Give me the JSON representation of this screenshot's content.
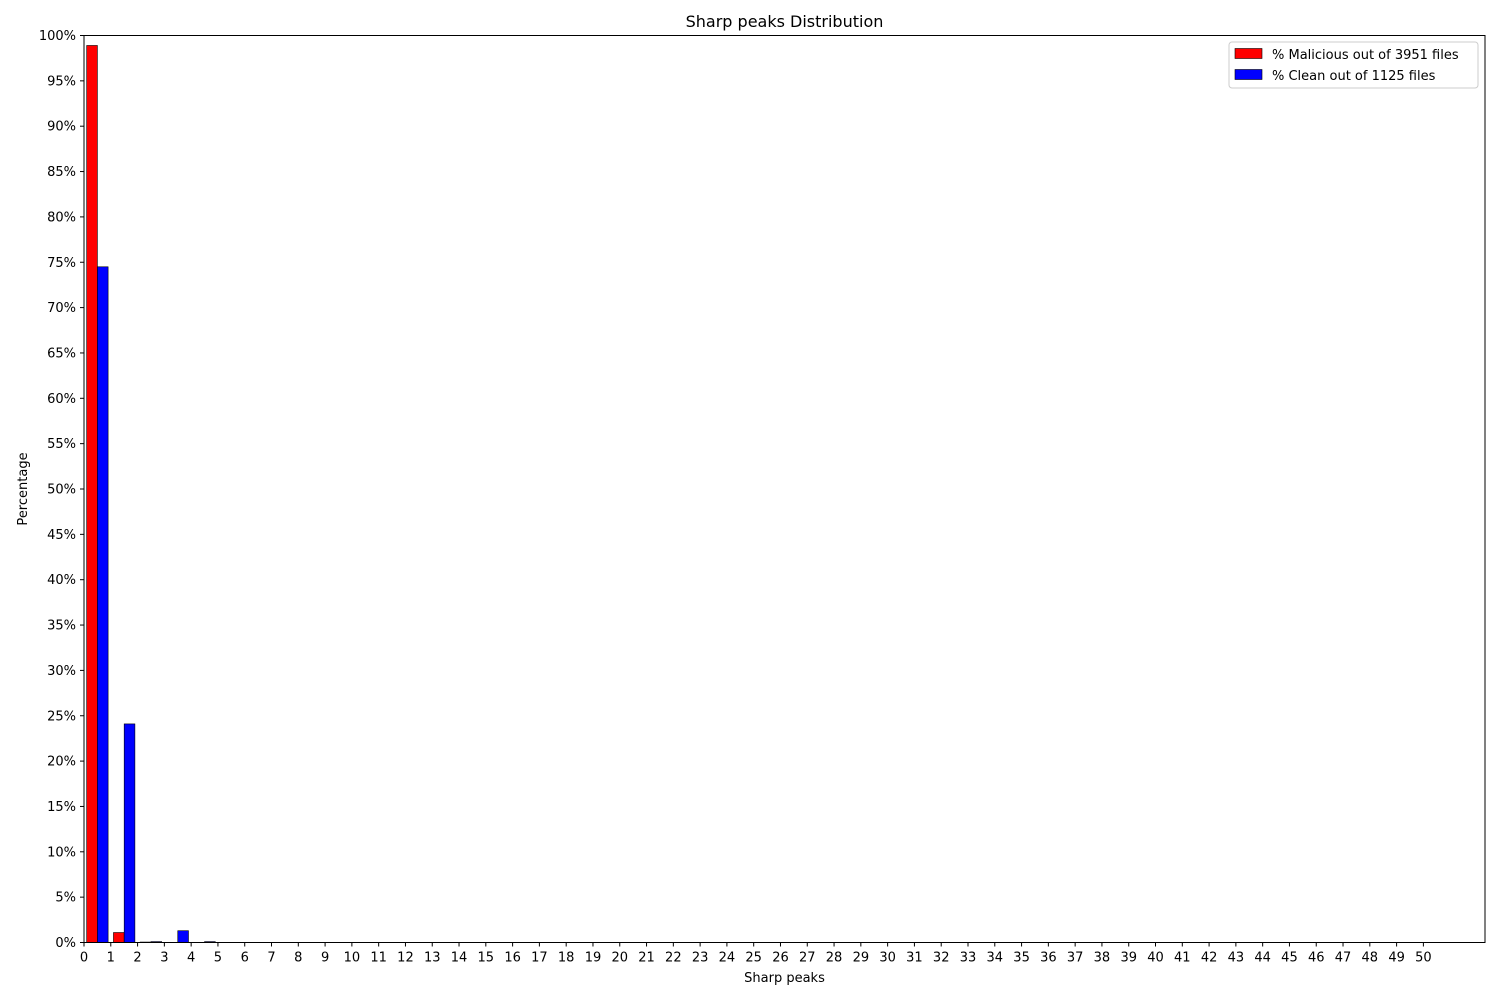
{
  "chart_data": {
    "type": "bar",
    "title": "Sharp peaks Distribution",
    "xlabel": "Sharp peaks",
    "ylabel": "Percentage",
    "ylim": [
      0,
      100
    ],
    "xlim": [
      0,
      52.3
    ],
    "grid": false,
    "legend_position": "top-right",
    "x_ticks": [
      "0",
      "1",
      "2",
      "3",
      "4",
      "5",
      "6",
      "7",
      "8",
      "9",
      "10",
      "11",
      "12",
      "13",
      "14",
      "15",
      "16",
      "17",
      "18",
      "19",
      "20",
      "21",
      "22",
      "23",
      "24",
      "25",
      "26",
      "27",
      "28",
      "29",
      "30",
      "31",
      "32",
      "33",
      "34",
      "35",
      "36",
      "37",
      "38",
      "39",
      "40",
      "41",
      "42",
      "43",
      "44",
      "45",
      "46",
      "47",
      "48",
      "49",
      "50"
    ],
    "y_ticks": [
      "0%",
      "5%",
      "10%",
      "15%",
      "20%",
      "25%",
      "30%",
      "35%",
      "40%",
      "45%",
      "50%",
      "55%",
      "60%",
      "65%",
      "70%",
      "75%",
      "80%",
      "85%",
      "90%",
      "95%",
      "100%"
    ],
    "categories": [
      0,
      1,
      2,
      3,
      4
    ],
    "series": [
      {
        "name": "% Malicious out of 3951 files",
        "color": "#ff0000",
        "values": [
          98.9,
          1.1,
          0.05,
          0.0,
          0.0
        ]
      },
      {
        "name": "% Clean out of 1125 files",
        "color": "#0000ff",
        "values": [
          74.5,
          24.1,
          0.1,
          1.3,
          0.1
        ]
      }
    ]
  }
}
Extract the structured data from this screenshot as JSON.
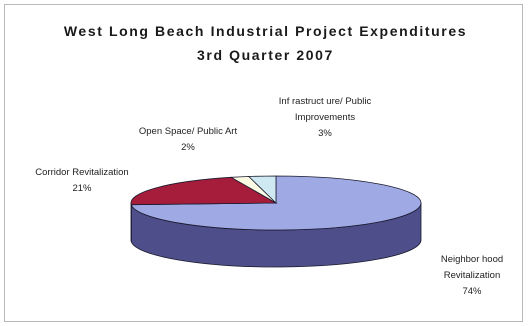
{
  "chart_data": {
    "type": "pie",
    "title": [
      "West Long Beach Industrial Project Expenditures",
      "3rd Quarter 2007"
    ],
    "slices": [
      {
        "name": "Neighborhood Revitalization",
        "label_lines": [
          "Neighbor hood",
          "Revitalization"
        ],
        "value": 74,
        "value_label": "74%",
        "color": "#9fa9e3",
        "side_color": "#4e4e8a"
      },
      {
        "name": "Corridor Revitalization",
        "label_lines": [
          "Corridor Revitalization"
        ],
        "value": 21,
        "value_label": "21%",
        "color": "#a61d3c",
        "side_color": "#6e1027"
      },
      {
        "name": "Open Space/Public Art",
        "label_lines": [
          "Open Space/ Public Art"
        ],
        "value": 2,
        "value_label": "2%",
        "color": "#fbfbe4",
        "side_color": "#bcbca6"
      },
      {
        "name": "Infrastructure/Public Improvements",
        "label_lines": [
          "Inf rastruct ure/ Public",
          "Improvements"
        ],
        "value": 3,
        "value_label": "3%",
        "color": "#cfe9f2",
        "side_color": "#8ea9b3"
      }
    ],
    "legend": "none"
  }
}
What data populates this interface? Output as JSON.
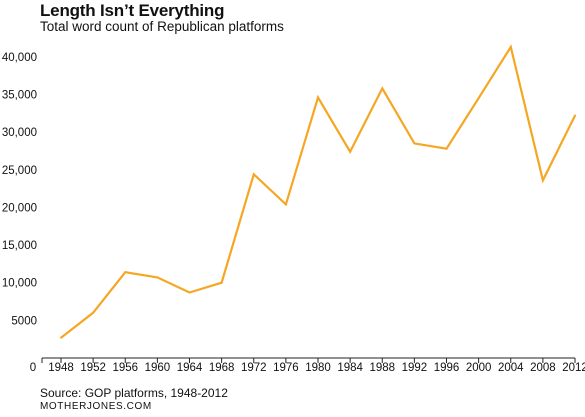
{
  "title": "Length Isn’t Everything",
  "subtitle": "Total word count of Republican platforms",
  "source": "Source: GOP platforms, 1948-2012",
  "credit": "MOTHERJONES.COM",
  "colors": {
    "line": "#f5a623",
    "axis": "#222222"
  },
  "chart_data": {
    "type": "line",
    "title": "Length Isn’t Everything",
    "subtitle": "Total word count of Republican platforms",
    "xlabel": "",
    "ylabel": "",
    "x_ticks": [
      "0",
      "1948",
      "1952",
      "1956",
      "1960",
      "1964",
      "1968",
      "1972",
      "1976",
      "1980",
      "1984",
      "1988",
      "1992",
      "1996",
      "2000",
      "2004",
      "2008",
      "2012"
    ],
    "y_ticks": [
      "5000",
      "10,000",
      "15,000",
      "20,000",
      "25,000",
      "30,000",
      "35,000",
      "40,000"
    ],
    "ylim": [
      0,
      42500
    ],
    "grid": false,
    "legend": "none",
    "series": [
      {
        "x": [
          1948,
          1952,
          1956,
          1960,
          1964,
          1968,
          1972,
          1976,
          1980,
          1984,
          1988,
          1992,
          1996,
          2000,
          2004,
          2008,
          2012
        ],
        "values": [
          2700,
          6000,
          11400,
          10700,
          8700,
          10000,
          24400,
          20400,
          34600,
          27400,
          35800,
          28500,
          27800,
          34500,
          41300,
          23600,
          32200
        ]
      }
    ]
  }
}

Prompt: From the listing above, return each line with the word "Length".

Output for this task:
  "title": "Length Isn’t Everything",
    "title": "Length Isn’t Everything",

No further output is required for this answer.